:: Given problem ::
Quote every line as given.

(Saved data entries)

■ ■ ■

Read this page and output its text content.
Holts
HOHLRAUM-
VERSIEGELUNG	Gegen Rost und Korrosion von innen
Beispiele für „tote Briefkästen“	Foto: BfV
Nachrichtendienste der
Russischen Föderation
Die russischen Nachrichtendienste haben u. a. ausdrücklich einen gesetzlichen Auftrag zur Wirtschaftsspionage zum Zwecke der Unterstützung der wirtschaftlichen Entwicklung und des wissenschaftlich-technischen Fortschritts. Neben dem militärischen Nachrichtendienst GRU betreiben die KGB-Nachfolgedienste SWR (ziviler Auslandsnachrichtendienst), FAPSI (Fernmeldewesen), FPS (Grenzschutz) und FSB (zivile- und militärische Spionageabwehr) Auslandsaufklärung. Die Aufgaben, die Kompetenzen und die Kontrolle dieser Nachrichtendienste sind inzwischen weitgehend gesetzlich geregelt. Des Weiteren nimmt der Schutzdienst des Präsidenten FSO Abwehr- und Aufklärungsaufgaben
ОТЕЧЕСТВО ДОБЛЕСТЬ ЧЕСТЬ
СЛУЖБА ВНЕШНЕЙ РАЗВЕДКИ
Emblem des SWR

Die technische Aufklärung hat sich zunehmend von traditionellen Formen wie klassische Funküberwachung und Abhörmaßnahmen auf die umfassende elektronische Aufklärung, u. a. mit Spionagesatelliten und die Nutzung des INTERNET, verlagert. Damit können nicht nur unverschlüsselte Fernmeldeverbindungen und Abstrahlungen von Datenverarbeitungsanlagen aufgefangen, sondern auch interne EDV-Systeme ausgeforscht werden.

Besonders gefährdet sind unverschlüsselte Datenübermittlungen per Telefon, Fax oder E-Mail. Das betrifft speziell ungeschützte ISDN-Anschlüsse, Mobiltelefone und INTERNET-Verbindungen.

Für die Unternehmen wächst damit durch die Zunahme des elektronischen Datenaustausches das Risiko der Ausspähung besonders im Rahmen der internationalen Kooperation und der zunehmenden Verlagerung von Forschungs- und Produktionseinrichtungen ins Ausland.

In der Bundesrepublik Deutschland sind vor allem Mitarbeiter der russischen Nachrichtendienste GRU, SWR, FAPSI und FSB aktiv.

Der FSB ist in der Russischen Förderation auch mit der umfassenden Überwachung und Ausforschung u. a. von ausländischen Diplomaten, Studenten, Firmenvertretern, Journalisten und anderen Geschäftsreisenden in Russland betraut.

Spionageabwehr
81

■ ■ ■

:: The solution ::
Read this page and output its text content.
Holts
HOHLRAUM-
VERSIEGELUNG	Gegen Rost und Korrosion von innen
Beispiele für „tote Briefkästen“	Foto: BfV
Nachrichtendienste der
Russischen Föderation
Die russischen Nachrichtendienste haben u. a. ausdrücklich einen gesetzlichen Auftrag zur Wirtschaftsspionage zum Zwecke der Unterstützung der wirtschaftlichen Entwicklung und des wissenschaftlich-technischen Fortschritts. Neben dem militärischen Nachrichtendienst GRU betreiben die KGB-Nachfolgedienste SWR (ziviler Auslandsnachrichtendienst), FAPSI (Fernmeldewesen), FPS (Grenzschutz) und FSB (zivile- und militärische Spionageabwehr) Auslandsaufklärung. Die Aufgaben, die Kompetenzen und die Kontrolle dieser Nachrichtendienste sind inzwischen weitgehend gesetzlich geregelt. Des Weiteren nimmt der Schutzdienst des Präsidenten FSO Abwehr- und Aufklärungsaufgaben
ОТЕЧЕСТВО ДОБЛЕСТЬ ЧЕСТЬ
СЛУЖБА ВНЕШНЕЙ РАЗВЕДКИ
Emblem des SWR

Die technische Aufklärung hat sich zunehmend von traditionellen Formen wie klassische Funküberwachung und Abhörmaßnahmen auf die umfassende elektronische Aufklärung, u. a. mit Spionagesatelliten und die Nutzung des INTERNET, verlagert. Damit können nicht nur unverschlüsselte Fernmeldeverbindungen und Abstrahlungen von Datenverarbeitungsanlagen aufgefangen, sondern auch interne EDV-Systeme ausgeforscht werden.

Besonders gefährdet sind unverschlüsselte Datenübermittlungen per Telefon, Fax oder E-Mail. Das betrifft speziell ungeschützte ISDN-Anschlüsse, Mobiltelefone und INTERNET-Verbindungen.

Für die Unternehmen wächst damit durch die Zunahme des elektronischen Datenaustausches das Risiko der Ausspähung besonders im Rahmen der internationalen Kooperation und der zunehmenden Verlagerung von Forschungs- und Produktionseinrichtungen ins Ausland.

In der Bundesrepublik Deutschland sind vor allem Mitarbeiter der russischen Nachrichtendienste GRU, SWR, FAPSI und FSB aktiv.

Der FSB ist in der Russischen Förderation auch mit der umfassenden Überwachung und Ausforschung u. a. von ausländischen Diplomaten, Studenten, Firmenvertretern, Journalisten und anderen Geschäftsreisenden in Russland betraut.

Spionageabwehr
81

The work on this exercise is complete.